Exercise objective: All lines featuring the string "레이빌드" are to be listed.

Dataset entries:
* begin *

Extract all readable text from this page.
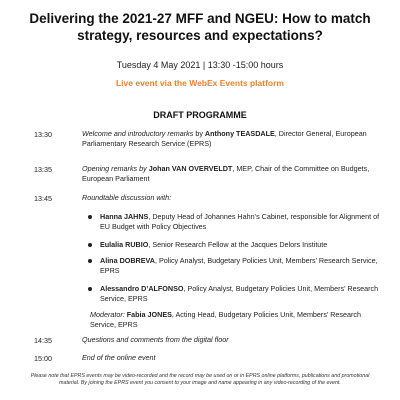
Delivering the 2021-27 MFF and NGEU: How to match strategy, resources and expectations?
Tuesday 4 May 2021 | 13:30 -15:00 hours
Live event via the WebEx Events platform
DRAFT PROGRAMME
13:30	Welcome and introductory remarks by Anthony TEASDALE, Director General, European Parliamentary Research Service (EPRS)
13:35	Opening remarks by Johan VAN OVERVELDT, MEP, Chair of the Committee on Budgets, European Parliament
13:45	Roundtable discussion with:
Hanna JAHNS, Deputy Head of Johannes Hahn’s Cabinet, responsible for Alignment of EU Budget with Policy Objectives
Eulalia RUBIO, Senior Research Fellow at the Jacques Delors Institute
Alina DOBREVA, Policy Analyst, Budgetary Policies Unit, Members’ Research Service, EPRS
Alessandro D’ALFONSO, Policy Analyst, Budgetary Policies Unit, Members’ Research Service, EPRS
Moderator: Fabia JONES, Acting Head, Budgetary Policies Unit, Members’ Research Service, EPRS
14:35	Questions and comments from the digital floor
15:00	End of the online event
Please note that EPRS events may be video-recorded and the record may be used on or in EPRS online platforms, publications and promotional material. By joining the EPRS event you consent to your image and name appearing in any video-recording of the event.
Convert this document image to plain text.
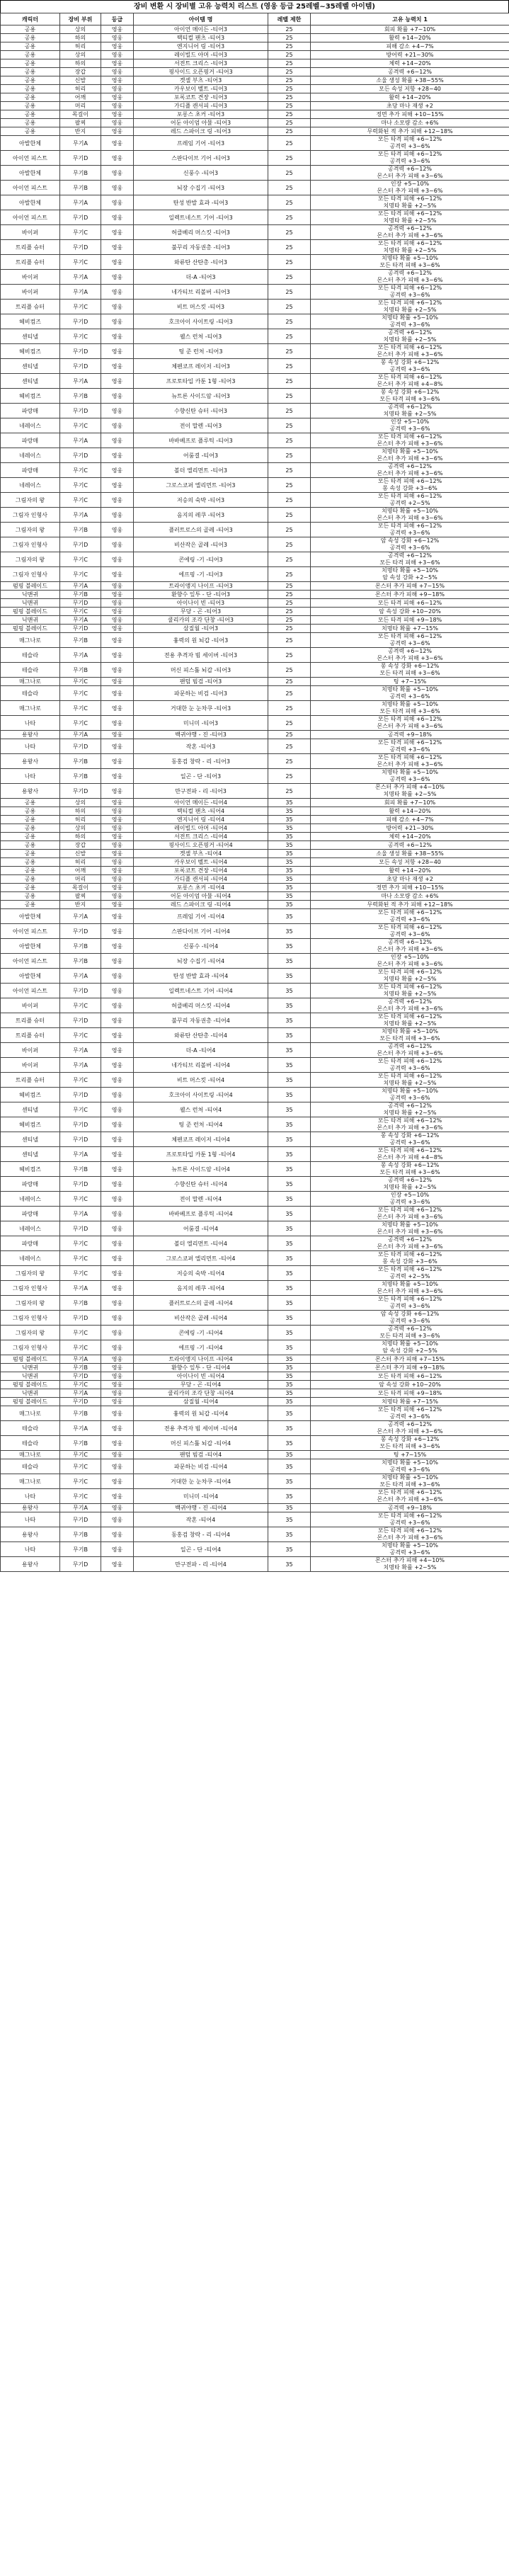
장비 변환 시 장비별 고유 능력치 리스트 (영웅 등급 25레벨~35레벨 아이템)
캐릭터	장비 부위	등급	아이템 명	레벨 제한	고유 능력치 1
공용	상의	영웅	아이언 메이든 -티어3	25	회피 확률 +7~10%

공용	하의	영웅	택티컬 팬츠 -티어3	25	활력 +14~20%

공용	허리	영웅	엔지니어 링 -티어3	25	피해 감소 +4~7%

공용	상의	영웅	레이빌드 아머 -티어3	25	방어력 +21~30%

공용	하의	영웅	서전트 크리스 -티어3	25	체력 +14~20%

공용	장갑	영웅	핑사이드 오픈핑거 -티어3	25	공격력 +6~12%

공용	신발	영웅	겟셀 부츠 -티어3	25	소울 생성 확률 +38~55%

공용	허리	영웅	카우보이 벨트 -티어3	25	모든 속성 저항 +28~40

공용	어깨	영웅	포록코트 견장 -티어3	25	활력 +14~20%

공용	머리	영웅	가디플 캔서피 -티어3	25	초당 마나 재생 +2

공용	목걸이	영웅	포롱스 초커 -티어3	25	정면 추가 피해 +10~15%

공용	팔찌	영웅	어둔 아이엄 아뮬 -티어3	25	마나 소모량 감소 +6%

공용	반지	영웅	레드 스파이크 링 -티어3	25	무력화된 적 추가 피해 +12~18%

아발한체	무기A	영웅	프레임 기어 -티어3	25	모든 타격 피해 +6~12%
공격력 +3~6%

아이언 피스트	무기D	영웅	스판다이브 기어 -티어3	25	모든 타격 피해 +6~12%
공격력 +3~6%

아발한체	무기B	영웅	신풍수 -티어3	25	공격력 +6~12%
몬스터 추가 피해 +3~6%

아이언 피스트	무기B	영웅	뇌장 수집기 -티어3	25	인장 +5~10%
몬스터 추가 피해 +3~6%

아발한체	무기A	영웅	탄성 반발 효과 -티어3	25	모든 타격 피해 +6~12%
치명타 확률 +2~5%

아이언 피스트	무기D	영웅	일렉트네스트 기어 -티어3	25	모든 타격 피해 +6~12%
치명타 확률 +2~5%

바이퍼	무기C	영웅	허클베리 머스킷 -티어3	25	공격력 +6~12%
몬스터 추가 피해 +3~6%

트리플 슈터	무기D	영웅	불꾸리 자동권총 -티어3	25	모든 타격 피해 +6~12%
치명타 확률 +2~5%

트리플 슈터	무기C	영웅	와류탄 산탄총 -티어3	25	치명타 확률 +5~10%
모든 타격 피해 +3~6%

바이퍼	무기A	영웅	더-A -티어3	25	공격력 +6~12%
몬스터 추가 피해 +3~6%

바이퍼	무기A	영웅	네가티브 리볼버 -티어3	25	모든 타격 피해 +6~12%
공격력 +3~6%

트리플 슈터	무기C	영웅	비트 머스킷 -티어3	25	모든 타격 피해 +6~12%
치명타 확률 +2~5%

헤비컴즈	무기D	영웅	호크아이 사이트링 -티어3	25	치명타 확률 +5~10%
공격력 +3~6%

센티넬	무기C	영웅	웰스 런처 -티어3	25	공격력 +6~12%
치명타 확률 +2~5%

헤비컴즈	무기D	영웅	팅 준 런처 -티어3	25	모든 타격 피해 +6~12%
몬스터 추가 피해 +3~6%

센티넬	무기D	영웅	체펜코프 레이저 -티어3	25	몽 속성 강화 +6~12%
공격력 +3~6%

센티넬	무기A	영웅	프로토타입 카툰 1형 -티어3	25	모든 타격 피해 +6~12%
몬스터 추가 피해 +4~8%

헤비컴즈	무기B	영웅	뉴트론 사이드암 -티어3	25	몽 속성 강화 +6~12%
모든 타격 피해 +3~6%

파랑매	무기D	영웅	수향신탄 슈터 -티어3	25	공격력 +6~12%
치명타 확률 +2~5%

네레이스	무기C	영웅	전이 말렌 -티어3	25	인장 +5~10%
공격력 +3~6%

파랑매	무기A	영웅	바바베프로 플루틱 -티어3	25	모든 타격 피해 +6~12%
몬스터 추가 피해 +3~6%

네레이스	무기D	영웅	어룸결 -티어3	25	치명타 확률 +5~10%
몬스터 추가 피해 +3~6%

파랑매	무기C	영웅	볼더 엘리먼트 -티어3	25	공격력 +6~12%
몬스터 추가 피해 +3~6%

네레이스	무기C	영웅	그로스코퍼 엘리먼트 -티어3	25	모든 타격 피해 +6~12%
몽 속성 강화 +3~6%

그림자의 왕	무기C	영웅	저승의 숙박 -티어3	25	모든 타격 피해 +6~12%
공격력 +2~5%

그림자 인형사	무기A	영웅	음지의 레쿠 -티어3	25	치명타 확률 +5~10%
몬스터 추가 피해 +3~6%

그림자의 왕	무기B	영웅	플러트로스의 골레 -티어3	25	모든 타격 피해 +6~12%
공격력 +3~6%

그림자 인형사	무기D	영웅	비산작은 골레 -티어3	25	암 속성 강화 +6~12%
공격력 +3~6%

그림자의 왕	무기C	영웅	콘에링 -기 -티어3	25	공격력 +6~12%
모든 타격 피해 +3~6%

그림자 인형사	무기C	영웅	에프핑 -기 -티어3	25	치명타 확률 +5~10%
암 속성 강화 +2~5%

펌핑 블레이드	무기A	영웅	트라이앵지 나이프 -티어3	25	몬스터 추가 피해 +7~15%

닉맨귀	무기B	영웅	환향수 잎투 - 단 -티어3	25	몬스터 추가 피해 +9~18%

닉맨귀	무기D	영웅	아이나이 빈 -티어3	25	모든 타격 피해 +6~12%

펌핑 블레이드	무기C	영웅	무당 - 곤 -티어3	25	암 속성 강화 +10~20%

닉맨귀	무기A	영웅	쿨리카의 조각 단창 -티어3	25	모든 타격 피해 +9~18%

펌핑 블레이드	무기D	영웅	삼질월 -티어3	25	치명타 확률 +7~15%

매그나로	무기B	영웅	흉력의 원 뇌갑 -티어3	25	모든 타격 피해 +6~12%
공격력 +3~6%

테슬라	무기A	영웅	전용 추격자 빔 세이버 -티어3	25	공격력 +6~12%
몬스터 추가 피해 +3~6%

테슬라	무기B	영웅	머신 피스톨 뇌갑 -티어3	25	몽 속성 강화 +6~12%
모든 타격 피해 +3~6%

매그나로	무기C	영웅	팬텀 빔검 -티어3	25	팅 +7~15%

테슬라	무기C	영웅	파문하는 비검 -티어3	25	치명타 확률 +5~10%
공격력 +3~6%

매그나로	무기C	영웅	거대한 눈 눈차쿠 -티어3	25	치명타 확률 +5~10%
모든 타격 피해 +3~6%

나타	무기C	영웅	미니미 -티어3	25	모든 타격 피해 +6~12%
몬스터 추가 피해 +3~6%

용왕사	무기A	영웅	백귀야행 - 진 -티어3	25	공격력 +9~18%

나타	무기D	영웅	작혼 -티어3	25	모든 타격 피해 +6~12%
공격력 +3~6%

용왕사	무기B	영웅	동홍검 창락 - 리 -티어3	25	모든 타격 피해 +6~12%
몬스터 추가 피해 +3~6%

나타	무기B	영웅	일곤 - 단 -티어3	25	치명타 확률 +5~10%
공격력 +3~6%

용왕사	무기D	영웅	만구전파 - 리 -티어3	25	몬스터 추가 피해 +4~10%
치명타 확률 +2~5%

공용	상의	영웅	아이언 메이든 -티어4	35	회피 확률 +7~10%

공용	하의	영웅	택티컬 팬츠 -티어4	35	활력 +14~20%

공용	허리	영웅	엔지니어 링 -티어4	35	피해 감소 +4~7%

공용	상의	영웅	레이빌드 아머 -티어4	35	방어력 +21~30%

공용	하의	영웅	서전트 크리스 -티어4	35	체력 +14~20%

공용	장갑	영웅	핑사이드 오픈핑거 -티어4	35	공격력 +6~12%

공용	신발	영웅	겟셀 부츠 -티어4	35	소울 생성 확률 +38~55%

공용	허리	영웅	카우보이 벨트 -티어4	35	모든 속성 저항 +28~40

공용	어깨	영웅	포록코트 견장 -티어4	35	활력 +14~20%

공용	머리	영웅	가디플 캔서피 -티어4	35	초당 마나 재생 +2

공용	목걸이	영웅	포롱스 초커 -티어4	35	정면 추가 피해 +10~15%

공용	팔찌	영웅	어둔 아이엄 아뮬 -티어4	35	마나 소모량 감소 +6%

공용	반지	영웅	레드 스파이크 링 -티어4	35	무력화된 적 추가 피해 +12~18%

아발한체	무기A	영웅	프레임 기어 -티어4	35	모든 타격 피해 +6~12%
공격력 +3~6%

아이언 피스트	무기D	영웅	스판다이브 기어 -티어4	35	모든 타격 피해 +6~12%
공격력 +3~6%

아발한체	무기B	영웅	신풍수 -티어4	35	공격력 +6~12%
몬스터 추가 피해 +3~6%

아이언 피스트	무기B	영웅	뇌장 수집기 -티어4	35	인장 +5~10%
몬스터 추가 피해 +3~6%

아발한체	무기A	영웅	탄성 반발 효과 -티어4	35	모든 타격 피해 +6~12%
치명타 확률 +2~5%

아이언 피스트	무기D	영웅	일렉트네스트 기어 -티어4	35	모든 타격 피해 +6~12%
치명타 확률 +2~5%

바이퍼	무기C	영웅	허클베리 머스킷 -티어4	35	공격력 +6~12%
몬스터 추가 피해 +3~6%

트리플 슈터	무기D	영웅	불꾸리 자동권총 -티어4	35	모든 타격 피해 +6~12%
치명타 확률 +2~5%

트리플 슈터	무기C	영웅	와류탄 산탄총 -티어4	35	치명타 확률 +5~10%
모든 타격 피해 +3~6%

바이퍼	무기A	영웅	더-A -티어4	35	공격력 +6~12%
몬스터 추가 피해 +3~6%

바이퍼	무기A	영웅	네가티브 리볼버 -티어4	35	모든 타격 피해 +6~12%
공격력 +3~6%

트리플 슈터	무기C	영웅	비트 머스킷 -티어4	35	모든 타격 피해 +6~12%
치명타 확률 +2~5%

헤비컴즈	무기D	영웅	호크아이 사이트링 -티어4	35	치명타 확률 +5~10%
공격력 +3~6%

센티넬	무기C	영웅	웰스 런처 -티어4	35	공격력 +6~12%
치명타 확률 +2~5%

헤비컴즈	무기D	영웅	팅 준 런처 -티어4	35	모든 타격 피해 +6~12%
몬스터 추가 피해 +3~6%

센티넬	무기D	영웅	체펜코프 레이저 -티어4	35	몽 속성 강화 +6~12%
공격력 +3~6%

센티넬	무기A	영웅	프로토타입 카툰 1형 -티어4	35	모든 타격 피해 +6~12%
몬스터 추가 피해 +4~8%

헤비컴즈	무기B	영웅	뉴트론 사이드암 -티어4	35	몽 속성 강화 +6~12%
모든 타격 피해 +3~6%

파랑매	무기D	영웅	수향신탄 슈터 -티어4	35	공격력 +6~12%
치명타 확률 +2~5%

네레이스	무기C	영웅	전이 말렌 -티어4	35	인장 +5~10%
공격력 +3~6%

파랑매	무기A	영웅	바바베프로 플루틱 -티어4	35	모든 타격 피해 +6~12%
몬스터 추가 피해 +3~6%

네레이스	무기D	영웅	어룸결 -티어4	35	치명타 확률 +5~10%
몬스터 추가 피해 +3~6%

파랑매	무기C	영웅	볼더 엘리먼트 -티어4	35	공격력 +6~12%
몬스터 추가 피해 +3~6%

네레이스	무기C	영웅	그로스코퍼 엘리먼트 -티어4	35	모든 타격 피해 +6~12%
몽 속성 강화 +3~6%

그림자의 왕	무기C	영웅	저승의 숙박 -티어4	35	모든 타격 피해 +6~12%
공격력 +2~5%

그림자 인형사	무기A	영웅	음지의 레쿠 -티어4	35	치명타 확률 +5~10%
몬스터 추가 피해 +3~6%

그림자의 왕	무기B	영웅	플러트로스의 골레 -티어4	35	모든 타격 피해 +6~12%
공격력 +3~6%

그림자 인형사	무기D	영웅	비산작은 골레 -티어4	35	암 속성 강화 +6~12%
공격력 +3~6%

그림자의 왕	무기C	영웅	콘에링 -기 -티어4	35	공격력 +6~12%
모든 타격 피해 +3~6%

그림자 인형사	무기C	영웅	에프핑 -기 -티어4	35	치명타 확률 +5~10%
암 속성 강화 +2~5%

펌핑 블레이드	무기A	영웅	트라이앵지 나이프 -티어4	35	몬스터 추가 피해 +7~15%

닉맨귀	무기B	영웅	환향수 잎투 - 단 -티어4	35	몬스터 추가 피해 +9~18%

닉맨귀	무기D	영웅	아이나이 빈 -티어4	35	모든 타격 피해 +6~12%

펌핑 블레이드	무기C	영웅	무당 - 곤 -티어4	35	암 속성 강화 +10~20%

닉맨귀	무기A	영웅	쿨리카의 조각 단창 -티어4	35	모든 타격 피해 +9~18%

펌핑 블레이드	무기D	영웅	삼질월 -티어4	35	치명타 확률 +7~15%

매그나로	무기B	영웅	흉력의 원 뇌갑 -티어4	35	모든 타격 피해 +6~12%
공격력 +3~6%

테슬라	무기A	영웅	전용 추격자 빔 세이버 -티어4	35	공격력 +6~12%
몬스터 추가 피해 +3~6%

테슬라	무기B	영웅	머신 피스톨 뇌갑 -티어4	35	몽 속성 강화 +6~12%
모든 타격 피해 +3~6%

매그나로	무기C	영웅	팬텀 빔검 -티어4	35	팅 +7~15%

테슬라	무기C	영웅	파문하는 비검 -티어4	35	치명타 확률 +5~10%
공격력 +3~6%

매그나로	무기C	영웅	거대한 눈 눈차쿠 -티어4	35	치명타 확률 +5~10%
모든 타격 피해 +3~6%

나타	무기C	영웅	미니미 -티어4	35	모든 타격 피해 +6~12%
몬스터 추가 피해 +3~6%

용왕사	무기A	영웅	백귀야행 - 진 -티어4	35	공격력 +9~18%

나타	무기D	영웅	작혼 -티어4	35	모든 타격 피해 +6~12%
공격력 +3~6%

용왕사	무기B	영웅	동홍검 창락 - 리 -티어4	35	모든 타격 피해 +6~12%
몬스터 추가 피해 +3~6%

나타	무기B	영웅	일곤 - 단 -티어4	35	치명타 확률 +5~10%
공격력 +3~6%

용왕사	무기D	영웅	만구전파 - 리 -티어4	35	몬스터 추가 피해 +4~10%
치명타 확률 +2~5%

* end *

Finished exercise:
공용	상의	영웅	레이빌드 아머 -티어3	25	방어력 +21~30%
공용	상의	영웅	레이빌드 아머 -티어4	35	방어력 +21~30%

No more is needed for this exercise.